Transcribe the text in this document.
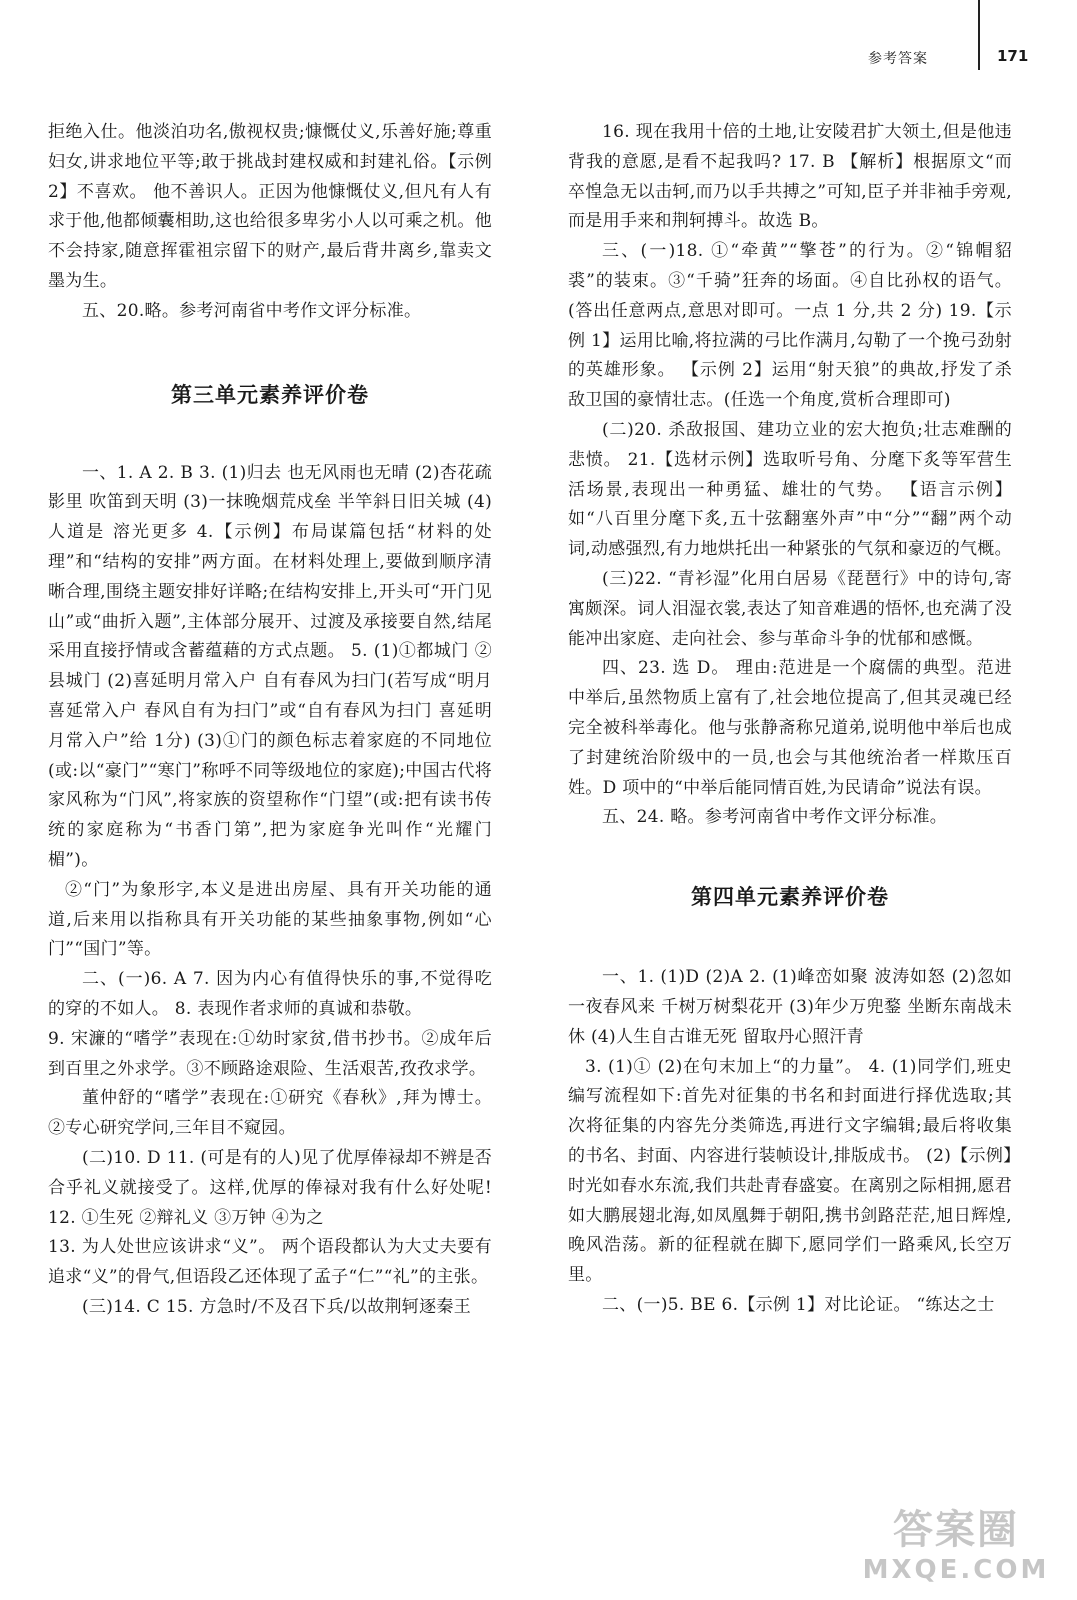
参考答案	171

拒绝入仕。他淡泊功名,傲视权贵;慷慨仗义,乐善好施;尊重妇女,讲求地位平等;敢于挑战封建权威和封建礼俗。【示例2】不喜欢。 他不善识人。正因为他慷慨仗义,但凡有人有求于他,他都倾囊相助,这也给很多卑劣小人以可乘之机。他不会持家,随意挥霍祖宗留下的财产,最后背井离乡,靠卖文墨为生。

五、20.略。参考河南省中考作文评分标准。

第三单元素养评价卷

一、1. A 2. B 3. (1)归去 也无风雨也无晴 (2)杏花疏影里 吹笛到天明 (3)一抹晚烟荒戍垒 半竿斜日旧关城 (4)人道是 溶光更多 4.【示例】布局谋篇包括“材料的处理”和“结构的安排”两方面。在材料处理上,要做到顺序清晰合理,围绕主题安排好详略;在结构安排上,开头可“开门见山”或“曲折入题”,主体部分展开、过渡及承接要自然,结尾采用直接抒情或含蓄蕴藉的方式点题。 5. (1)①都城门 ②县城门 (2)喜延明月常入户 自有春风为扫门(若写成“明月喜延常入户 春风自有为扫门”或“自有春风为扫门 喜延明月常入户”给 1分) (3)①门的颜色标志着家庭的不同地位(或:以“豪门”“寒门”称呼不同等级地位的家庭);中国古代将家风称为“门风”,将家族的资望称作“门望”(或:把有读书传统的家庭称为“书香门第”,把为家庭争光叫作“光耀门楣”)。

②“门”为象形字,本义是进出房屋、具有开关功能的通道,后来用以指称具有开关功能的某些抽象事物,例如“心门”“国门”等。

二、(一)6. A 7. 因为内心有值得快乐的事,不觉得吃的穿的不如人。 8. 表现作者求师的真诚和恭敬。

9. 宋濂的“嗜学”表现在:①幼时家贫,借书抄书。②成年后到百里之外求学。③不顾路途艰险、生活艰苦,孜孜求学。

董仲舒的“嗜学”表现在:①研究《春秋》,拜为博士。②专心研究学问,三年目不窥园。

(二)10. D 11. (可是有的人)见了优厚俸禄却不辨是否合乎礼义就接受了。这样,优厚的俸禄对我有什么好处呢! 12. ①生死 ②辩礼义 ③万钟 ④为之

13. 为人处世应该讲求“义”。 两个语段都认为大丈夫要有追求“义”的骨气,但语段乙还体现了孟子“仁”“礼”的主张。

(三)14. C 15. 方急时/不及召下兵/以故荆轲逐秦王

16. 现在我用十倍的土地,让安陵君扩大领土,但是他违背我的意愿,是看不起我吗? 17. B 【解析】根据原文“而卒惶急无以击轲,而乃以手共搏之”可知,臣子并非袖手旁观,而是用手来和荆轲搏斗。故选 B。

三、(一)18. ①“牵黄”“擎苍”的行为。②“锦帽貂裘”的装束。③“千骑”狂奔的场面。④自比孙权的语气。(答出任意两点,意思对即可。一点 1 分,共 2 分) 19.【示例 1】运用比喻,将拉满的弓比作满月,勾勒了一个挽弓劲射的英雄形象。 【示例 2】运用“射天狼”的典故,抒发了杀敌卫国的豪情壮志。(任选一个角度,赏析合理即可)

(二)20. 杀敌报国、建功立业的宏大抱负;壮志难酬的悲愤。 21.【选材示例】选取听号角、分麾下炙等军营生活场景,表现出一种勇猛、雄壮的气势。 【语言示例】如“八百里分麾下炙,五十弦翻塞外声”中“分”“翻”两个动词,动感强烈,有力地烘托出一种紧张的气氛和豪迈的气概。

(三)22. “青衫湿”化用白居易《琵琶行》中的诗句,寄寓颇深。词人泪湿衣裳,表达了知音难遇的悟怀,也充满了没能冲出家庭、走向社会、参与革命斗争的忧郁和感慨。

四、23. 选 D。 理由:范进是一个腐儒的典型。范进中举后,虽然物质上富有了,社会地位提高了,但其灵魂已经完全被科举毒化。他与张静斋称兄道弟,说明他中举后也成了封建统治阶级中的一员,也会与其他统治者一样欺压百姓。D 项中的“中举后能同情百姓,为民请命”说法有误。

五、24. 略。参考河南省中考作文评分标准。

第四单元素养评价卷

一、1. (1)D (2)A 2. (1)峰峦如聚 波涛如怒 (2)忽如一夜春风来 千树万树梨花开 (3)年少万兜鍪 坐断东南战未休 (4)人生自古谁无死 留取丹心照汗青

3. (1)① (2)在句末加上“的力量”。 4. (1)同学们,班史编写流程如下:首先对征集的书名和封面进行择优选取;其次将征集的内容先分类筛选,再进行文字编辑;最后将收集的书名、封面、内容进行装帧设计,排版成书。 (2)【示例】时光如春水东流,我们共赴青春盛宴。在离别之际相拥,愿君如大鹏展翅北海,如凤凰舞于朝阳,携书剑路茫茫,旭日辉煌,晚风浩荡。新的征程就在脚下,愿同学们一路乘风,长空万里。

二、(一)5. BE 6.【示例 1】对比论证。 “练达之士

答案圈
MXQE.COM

============

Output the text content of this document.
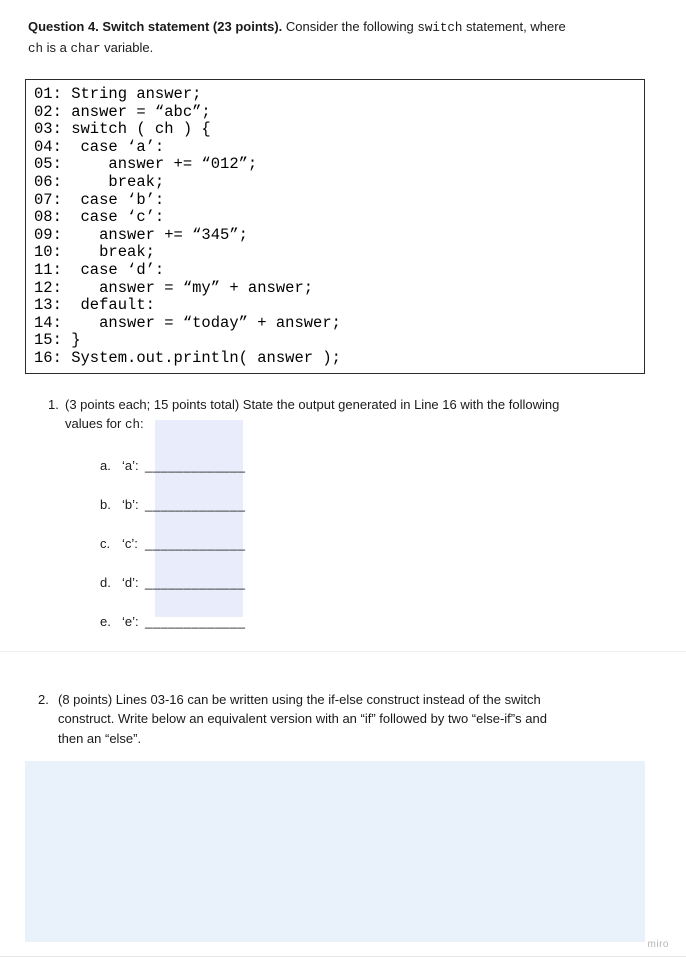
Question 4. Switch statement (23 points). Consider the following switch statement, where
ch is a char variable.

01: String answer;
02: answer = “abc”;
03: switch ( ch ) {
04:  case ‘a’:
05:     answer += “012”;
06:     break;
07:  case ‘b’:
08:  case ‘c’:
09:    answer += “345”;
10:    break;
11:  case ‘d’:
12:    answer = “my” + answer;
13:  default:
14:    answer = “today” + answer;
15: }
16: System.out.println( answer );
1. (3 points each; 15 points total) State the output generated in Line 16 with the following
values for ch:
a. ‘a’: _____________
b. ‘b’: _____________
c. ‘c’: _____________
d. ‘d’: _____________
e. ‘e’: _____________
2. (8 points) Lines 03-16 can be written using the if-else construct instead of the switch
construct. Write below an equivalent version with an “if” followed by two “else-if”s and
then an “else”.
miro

============

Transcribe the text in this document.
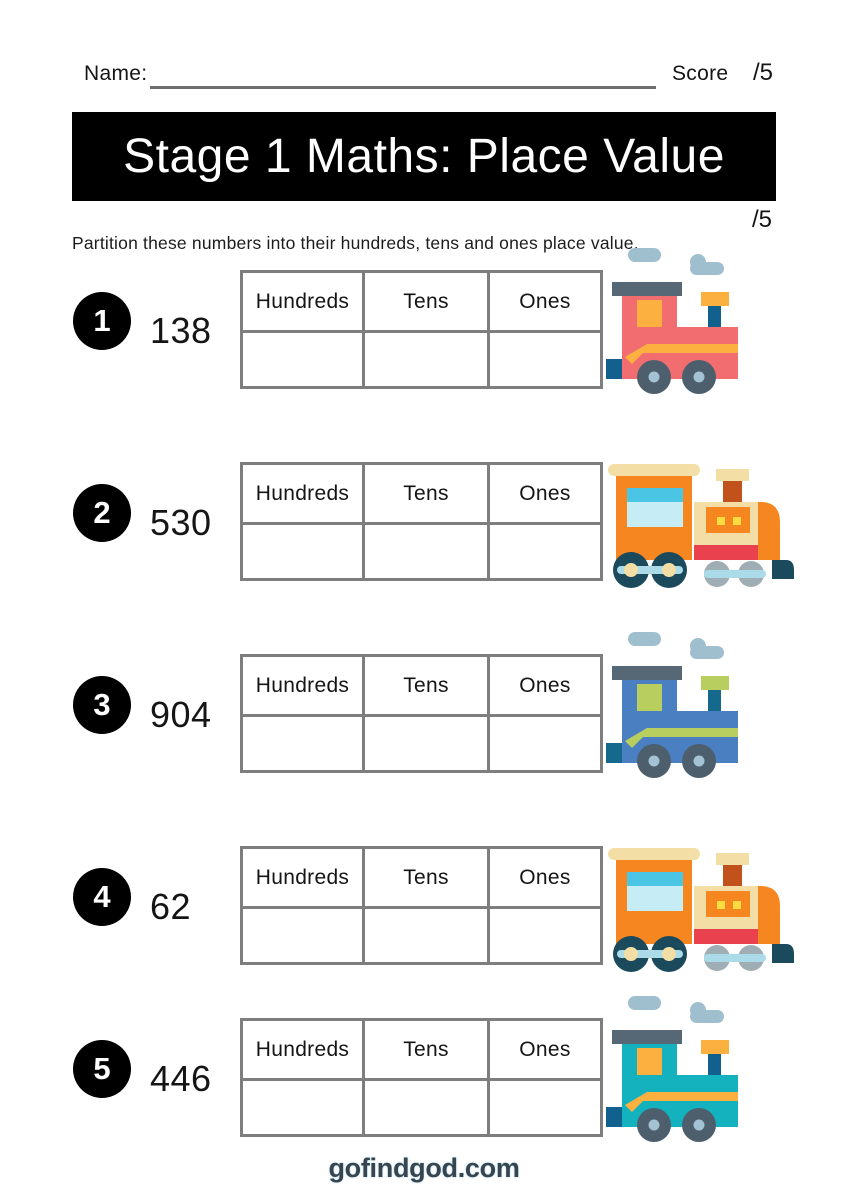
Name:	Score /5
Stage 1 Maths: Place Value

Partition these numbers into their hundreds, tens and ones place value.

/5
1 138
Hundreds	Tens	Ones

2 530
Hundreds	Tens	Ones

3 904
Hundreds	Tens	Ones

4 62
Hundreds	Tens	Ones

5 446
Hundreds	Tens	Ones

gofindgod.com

============

## Problem details
Locate the word "points" in the data above. Copy every line carrying it.

## Complete response
Question 4. Switch statement (23 points). Consider the following switch statement, where
1. (3 points each; 15 points total) State the output generated in Line 16 with the following
2. (8 points) Lines 03-16 can be written using the if-else construct instead of the switch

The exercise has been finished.